BRIEF: Every record that follows should be printed verbatim.

Extracted data entries
= = = = =
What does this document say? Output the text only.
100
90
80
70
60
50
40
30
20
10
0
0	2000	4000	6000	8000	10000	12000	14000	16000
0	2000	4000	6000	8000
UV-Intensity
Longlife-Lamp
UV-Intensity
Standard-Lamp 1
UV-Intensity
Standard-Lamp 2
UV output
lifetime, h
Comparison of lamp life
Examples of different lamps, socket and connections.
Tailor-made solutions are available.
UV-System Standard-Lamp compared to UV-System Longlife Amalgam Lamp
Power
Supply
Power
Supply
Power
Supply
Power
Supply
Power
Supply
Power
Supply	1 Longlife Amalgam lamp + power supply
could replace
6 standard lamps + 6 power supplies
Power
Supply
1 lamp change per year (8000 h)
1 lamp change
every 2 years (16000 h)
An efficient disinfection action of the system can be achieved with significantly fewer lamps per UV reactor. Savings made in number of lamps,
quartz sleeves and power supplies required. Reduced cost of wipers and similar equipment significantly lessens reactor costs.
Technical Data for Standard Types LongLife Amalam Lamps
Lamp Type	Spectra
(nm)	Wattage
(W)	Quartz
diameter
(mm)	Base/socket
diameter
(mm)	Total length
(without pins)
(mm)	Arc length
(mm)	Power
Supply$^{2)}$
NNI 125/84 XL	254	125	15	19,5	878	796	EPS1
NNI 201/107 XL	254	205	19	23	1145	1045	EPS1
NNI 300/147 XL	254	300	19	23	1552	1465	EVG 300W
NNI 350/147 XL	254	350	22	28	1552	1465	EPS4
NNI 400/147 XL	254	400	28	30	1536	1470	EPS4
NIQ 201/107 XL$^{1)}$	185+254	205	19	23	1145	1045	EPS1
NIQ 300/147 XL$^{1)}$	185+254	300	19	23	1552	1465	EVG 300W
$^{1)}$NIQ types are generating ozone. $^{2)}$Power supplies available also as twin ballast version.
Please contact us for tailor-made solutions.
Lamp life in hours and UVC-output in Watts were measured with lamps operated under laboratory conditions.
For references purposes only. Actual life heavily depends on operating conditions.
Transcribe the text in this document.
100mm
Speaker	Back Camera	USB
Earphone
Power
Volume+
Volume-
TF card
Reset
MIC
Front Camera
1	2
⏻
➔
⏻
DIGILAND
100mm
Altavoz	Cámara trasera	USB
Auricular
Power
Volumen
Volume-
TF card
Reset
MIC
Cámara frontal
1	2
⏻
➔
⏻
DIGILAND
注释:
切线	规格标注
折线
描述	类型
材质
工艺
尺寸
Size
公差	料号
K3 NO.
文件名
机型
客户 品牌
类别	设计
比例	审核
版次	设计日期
= = = = =
FINISHED TASK:
What does this document say? Output the text only.
100
90
80
70
60
50
40
30
20
10
0
0	2000	4000	6000	8000	10000	12000	14000	16000
0	2000	4000	6000	8000
UV-Intensity
Longlife-Lamp
UV-Intensity
Standard-Lamp 1
UV-Intensity
Standard-Lamp 2
UV output
lifetime, h
Comparison of lamp life
Examples of different lamps, socket and connections.
Tailor-made solutions are available.
UV-System Standard-Lamp compared to UV-System Longlife Amalgam Lamp
Power
Supply
Power
Supply
Power
Supply
Power
Supply
Power
Supply
Power
Supply	1 Longlife Amalgam lamp + power supply
could replace
6 standard lamps + 6 power supplies
Power
Supply
1 lamp change per year (8000 h)
1 lamp change
every 2 years (16000 h)
An efficient disinfection action of the system can be achieved with significantly fewer lamps per UV reactor. Savings made in number of lamps,
quartz sleeves and power supplies required. Reduced cost of wipers and similar equipment significantly lessens reactor costs.
Technical Data for Standard Types LongLife Amalam Lamps
Lamp Type	Spectra
(nm)	Wattage
(W)	Quartz
diameter
(mm)	Base/socket
diameter
(mm)	Total length
(without pins)
(mm)	Arc length
(mm)	Power
Supply$^{2)}$
NNI 125/84 XL	254	125	15	19,5	878	796	EPS1
NNI 201/107 XL	254	205	19	23	1145	1045	EPS1
NNI 300/147 XL	254	300	19	23	1552	1465	EVG 300W
NNI 350/147 XL	254	350	22	28	1552	1465	EPS4
NNI 400/147 XL	254	400	28	30	1536	1470	EPS4
NIQ 201/107 XL$^{1)}$	185+254	205	19	23	1145	1045	EPS1
NIQ 300/147 XL$^{1)}$	185+254	300	19	23	1552	1465	EVG 300W
$^{1)}$NIQ types are generating ozone. $^{2)}$Power supplies available also as twin ballast version.
Please contact us for tailor-made solutions.
Lamp life in hours and UVC-output in Watts were measured with lamps operated under laboratory conditions.
For references purposes only. Actual life heavily depends on operating conditions.
Transcribe the text in this document.
100mm
Speaker	Back Camera	USB
Earphone
Power
Volume+
Volume-
TF card
Reset
MIC
Front Camera
1	2
⏻
➔
⏻
DIGILAND
100mm
Altavoz	Cámara trasera	USB
Auricular
Power
Volumen
Volume-
TF card
Reset
MIC
Cámara frontal
1	2
⏻
➔
⏻
DIGILAND
注释:
切线	规格标注
折线
描述	类型
材质
工艺
尺寸
Size
公差	料号
K3 NO.
文件名
机型
客户 品牌
类别	设计
比例	审核
版次	设计日期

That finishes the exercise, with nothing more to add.